• _WHAT THE EXERCISE ASKS_
Which lines contain the string "Results"? Please list every one of them.

+ + + + +

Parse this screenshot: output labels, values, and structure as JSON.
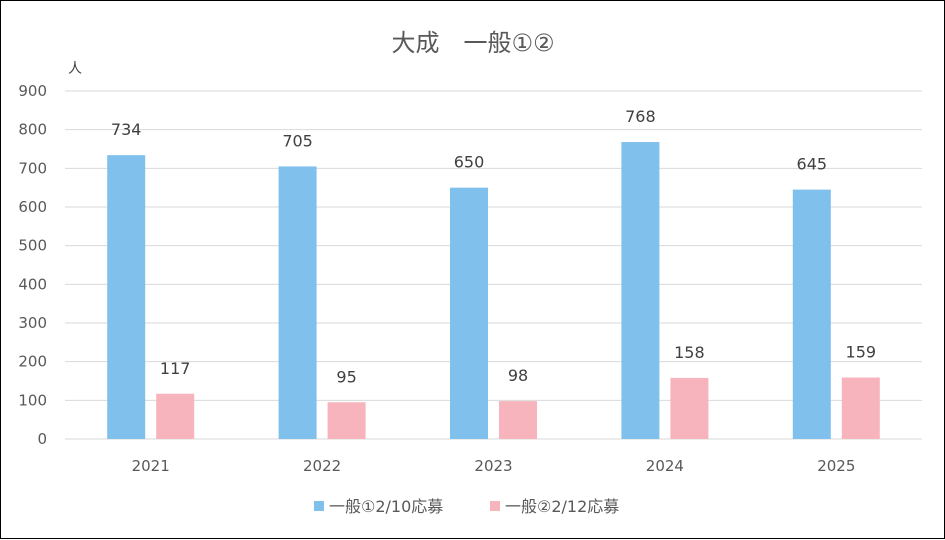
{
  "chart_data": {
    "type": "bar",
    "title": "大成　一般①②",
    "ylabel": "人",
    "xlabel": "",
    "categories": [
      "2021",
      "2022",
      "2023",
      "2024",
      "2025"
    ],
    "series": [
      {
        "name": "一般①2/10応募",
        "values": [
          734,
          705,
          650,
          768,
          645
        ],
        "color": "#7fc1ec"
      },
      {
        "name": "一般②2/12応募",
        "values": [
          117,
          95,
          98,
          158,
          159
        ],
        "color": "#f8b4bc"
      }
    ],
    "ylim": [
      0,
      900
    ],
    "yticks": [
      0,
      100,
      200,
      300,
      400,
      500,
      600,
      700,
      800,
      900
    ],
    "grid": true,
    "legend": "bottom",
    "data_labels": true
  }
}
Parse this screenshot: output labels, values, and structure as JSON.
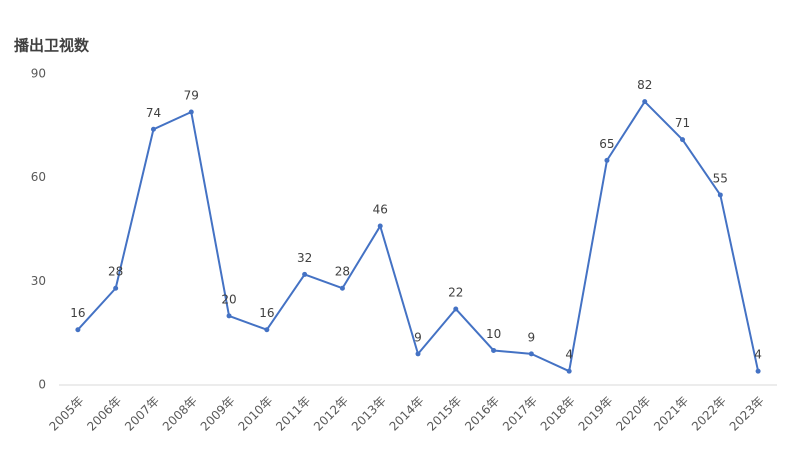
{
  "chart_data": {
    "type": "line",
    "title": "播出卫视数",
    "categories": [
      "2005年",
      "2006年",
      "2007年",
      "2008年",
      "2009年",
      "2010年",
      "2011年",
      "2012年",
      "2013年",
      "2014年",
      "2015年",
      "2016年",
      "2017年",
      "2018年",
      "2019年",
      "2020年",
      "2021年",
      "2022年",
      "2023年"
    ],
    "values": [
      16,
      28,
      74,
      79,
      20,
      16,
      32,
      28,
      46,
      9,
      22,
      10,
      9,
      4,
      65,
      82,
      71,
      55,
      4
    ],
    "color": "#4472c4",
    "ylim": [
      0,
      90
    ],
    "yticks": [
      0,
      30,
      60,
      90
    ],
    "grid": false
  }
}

+ + + + +

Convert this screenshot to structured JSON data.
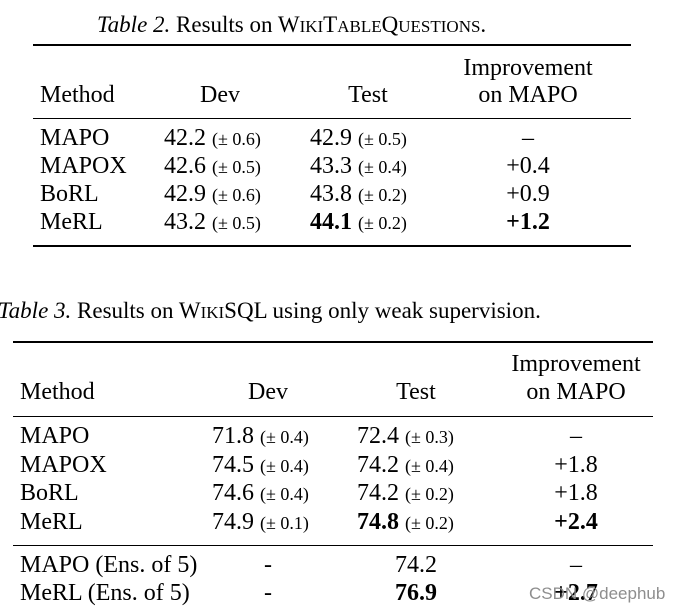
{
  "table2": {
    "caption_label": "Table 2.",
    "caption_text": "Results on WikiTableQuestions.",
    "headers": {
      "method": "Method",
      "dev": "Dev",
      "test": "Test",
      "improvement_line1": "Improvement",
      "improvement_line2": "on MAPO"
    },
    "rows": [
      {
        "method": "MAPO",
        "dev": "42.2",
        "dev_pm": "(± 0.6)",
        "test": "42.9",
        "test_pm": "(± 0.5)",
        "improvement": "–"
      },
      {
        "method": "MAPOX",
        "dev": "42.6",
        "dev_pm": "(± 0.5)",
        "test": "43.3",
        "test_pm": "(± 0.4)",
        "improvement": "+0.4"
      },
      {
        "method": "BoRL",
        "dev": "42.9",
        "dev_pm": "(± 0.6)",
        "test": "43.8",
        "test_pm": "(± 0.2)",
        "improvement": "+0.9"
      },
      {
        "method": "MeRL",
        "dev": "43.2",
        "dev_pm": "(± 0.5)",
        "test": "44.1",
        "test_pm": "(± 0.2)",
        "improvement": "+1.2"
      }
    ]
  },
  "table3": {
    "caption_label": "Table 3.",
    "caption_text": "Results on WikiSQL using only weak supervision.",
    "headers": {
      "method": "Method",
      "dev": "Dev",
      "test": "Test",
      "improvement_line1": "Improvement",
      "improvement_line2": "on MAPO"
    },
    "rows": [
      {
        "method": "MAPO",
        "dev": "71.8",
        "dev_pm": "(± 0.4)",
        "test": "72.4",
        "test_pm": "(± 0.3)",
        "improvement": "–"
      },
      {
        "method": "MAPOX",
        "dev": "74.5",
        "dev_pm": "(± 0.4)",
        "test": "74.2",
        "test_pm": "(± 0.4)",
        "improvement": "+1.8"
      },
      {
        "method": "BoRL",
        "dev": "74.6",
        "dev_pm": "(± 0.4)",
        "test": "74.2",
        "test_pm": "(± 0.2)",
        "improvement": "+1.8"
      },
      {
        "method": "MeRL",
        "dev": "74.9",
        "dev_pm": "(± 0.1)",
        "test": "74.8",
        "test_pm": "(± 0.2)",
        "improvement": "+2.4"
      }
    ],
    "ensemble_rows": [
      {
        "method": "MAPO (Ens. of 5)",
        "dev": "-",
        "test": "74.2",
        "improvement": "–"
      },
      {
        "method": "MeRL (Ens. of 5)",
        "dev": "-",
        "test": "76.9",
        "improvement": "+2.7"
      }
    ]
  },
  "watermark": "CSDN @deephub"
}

+ + + + +

• _ANSWER_
    "caption_text": "Results on WikiTableQuestions.",
    "caption_text": "Results on WikiSQL using only weak supervision.",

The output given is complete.